>> start

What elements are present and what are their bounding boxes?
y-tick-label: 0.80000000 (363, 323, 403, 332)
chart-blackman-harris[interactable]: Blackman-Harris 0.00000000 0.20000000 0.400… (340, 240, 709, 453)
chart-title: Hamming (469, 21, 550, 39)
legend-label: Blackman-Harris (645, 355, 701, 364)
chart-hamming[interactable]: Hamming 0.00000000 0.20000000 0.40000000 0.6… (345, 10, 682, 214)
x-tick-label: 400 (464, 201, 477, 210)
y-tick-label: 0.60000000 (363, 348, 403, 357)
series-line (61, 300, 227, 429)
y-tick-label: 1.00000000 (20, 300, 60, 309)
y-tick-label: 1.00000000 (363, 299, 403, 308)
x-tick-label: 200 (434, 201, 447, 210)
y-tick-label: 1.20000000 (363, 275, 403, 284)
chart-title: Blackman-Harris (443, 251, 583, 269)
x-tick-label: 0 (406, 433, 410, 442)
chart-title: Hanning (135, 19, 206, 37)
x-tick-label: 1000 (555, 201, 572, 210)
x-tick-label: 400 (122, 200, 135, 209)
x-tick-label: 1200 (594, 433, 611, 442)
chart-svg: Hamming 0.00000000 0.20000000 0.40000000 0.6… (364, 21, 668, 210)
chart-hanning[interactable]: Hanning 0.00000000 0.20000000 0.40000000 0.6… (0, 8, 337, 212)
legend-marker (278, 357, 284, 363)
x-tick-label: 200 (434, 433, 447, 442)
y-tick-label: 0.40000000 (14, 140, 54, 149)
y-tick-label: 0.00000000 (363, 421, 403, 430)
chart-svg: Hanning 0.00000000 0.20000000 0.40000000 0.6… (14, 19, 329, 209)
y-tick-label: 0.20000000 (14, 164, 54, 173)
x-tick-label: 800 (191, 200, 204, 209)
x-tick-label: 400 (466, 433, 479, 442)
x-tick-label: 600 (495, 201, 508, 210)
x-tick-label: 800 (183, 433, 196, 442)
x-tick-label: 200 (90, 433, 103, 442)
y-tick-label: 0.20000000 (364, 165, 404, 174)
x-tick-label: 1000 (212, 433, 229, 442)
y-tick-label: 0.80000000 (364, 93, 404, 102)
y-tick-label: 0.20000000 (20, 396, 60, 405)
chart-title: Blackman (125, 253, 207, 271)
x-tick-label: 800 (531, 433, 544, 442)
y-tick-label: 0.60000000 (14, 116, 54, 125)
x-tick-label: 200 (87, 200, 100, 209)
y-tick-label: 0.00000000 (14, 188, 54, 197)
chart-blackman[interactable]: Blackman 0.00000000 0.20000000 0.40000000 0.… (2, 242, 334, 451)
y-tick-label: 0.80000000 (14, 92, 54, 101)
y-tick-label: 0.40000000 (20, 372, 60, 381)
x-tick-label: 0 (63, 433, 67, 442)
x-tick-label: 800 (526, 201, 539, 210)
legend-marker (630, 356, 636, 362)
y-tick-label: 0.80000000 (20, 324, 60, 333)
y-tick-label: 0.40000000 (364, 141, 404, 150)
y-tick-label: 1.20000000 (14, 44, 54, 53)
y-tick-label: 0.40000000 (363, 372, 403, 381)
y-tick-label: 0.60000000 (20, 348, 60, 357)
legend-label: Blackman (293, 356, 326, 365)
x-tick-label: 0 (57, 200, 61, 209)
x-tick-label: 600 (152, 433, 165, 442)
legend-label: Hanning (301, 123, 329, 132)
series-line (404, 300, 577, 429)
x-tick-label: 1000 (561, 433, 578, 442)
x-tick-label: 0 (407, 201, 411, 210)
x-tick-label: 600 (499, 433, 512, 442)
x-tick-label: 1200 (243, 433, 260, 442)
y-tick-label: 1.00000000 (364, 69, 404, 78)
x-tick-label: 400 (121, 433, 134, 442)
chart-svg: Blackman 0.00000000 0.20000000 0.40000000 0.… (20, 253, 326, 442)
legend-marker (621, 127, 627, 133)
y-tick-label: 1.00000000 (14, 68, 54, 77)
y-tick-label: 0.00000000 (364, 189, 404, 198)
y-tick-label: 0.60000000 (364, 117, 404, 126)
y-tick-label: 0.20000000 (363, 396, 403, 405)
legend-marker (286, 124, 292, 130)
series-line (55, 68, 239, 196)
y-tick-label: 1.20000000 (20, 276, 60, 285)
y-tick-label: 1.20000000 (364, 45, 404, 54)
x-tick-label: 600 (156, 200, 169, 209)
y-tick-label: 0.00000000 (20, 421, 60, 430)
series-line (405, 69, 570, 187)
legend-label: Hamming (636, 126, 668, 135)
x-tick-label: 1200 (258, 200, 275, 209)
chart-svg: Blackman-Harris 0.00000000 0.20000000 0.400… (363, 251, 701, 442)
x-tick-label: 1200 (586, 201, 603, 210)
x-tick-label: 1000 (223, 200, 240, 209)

>> end

Requirements: Copy the lines of the records word for word, beginning with the first line and stopping after the line that contains "chart-hamming[interactable]: Hamming 0.00000000".

Complete response:
What elements are present and what are their bounding boxes?
y-tick-label: 0.80000000 (363, 323, 403, 332)
chart-blackman-harris[interactable]: Blackman-Harris 0.00000000 0.20000000 0.400… (340, 240, 709, 453)
chart-title: Hamming (469, 21, 550, 39)
legend-label: Blackman-Harris (645, 355, 701, 364)
chart-hamming[interactable]: Hamming 0.00000000 0.20000000 0.40000000 0.6… (345, 10, 682, 214)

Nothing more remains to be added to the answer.